== The data

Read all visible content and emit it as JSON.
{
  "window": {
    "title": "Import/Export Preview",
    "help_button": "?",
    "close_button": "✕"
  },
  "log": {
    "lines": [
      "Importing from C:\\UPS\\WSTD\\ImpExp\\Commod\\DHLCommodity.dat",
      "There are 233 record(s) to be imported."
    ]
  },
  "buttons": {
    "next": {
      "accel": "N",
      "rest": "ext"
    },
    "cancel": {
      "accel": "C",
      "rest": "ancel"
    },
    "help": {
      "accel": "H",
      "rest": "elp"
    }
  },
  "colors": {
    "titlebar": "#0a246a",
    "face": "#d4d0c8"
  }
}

====

• **Do this**
Output the lines above verbatim and in full.

• **Output for this task**
Read all visible content and emit it as JSON.
{
  "window": {
    "title": "Import/Export Preview",
    "help_button": "?",
    "close_button": "✕"
  },
  "log": {
    "lines": [
      "Importing from C:\\UPS\\WSTD\\ImpExp\\Commod\\DHLCommodity.dat",
      "There are 233 record(s) to be imported."
    ]
  },
  "buttons": {
    "next": {
      "accel": "N",
      "rest": "ext"
    },
    "cancel": {
      "accel": "C",
      "rest": "ancel"
    },
    "help": {
      "accel": "H",
      "rest": "elp"
    }
  },
  "colors": {
    "titlebar": "#0a246a",
    "face": "#d4d0c8"
  }
}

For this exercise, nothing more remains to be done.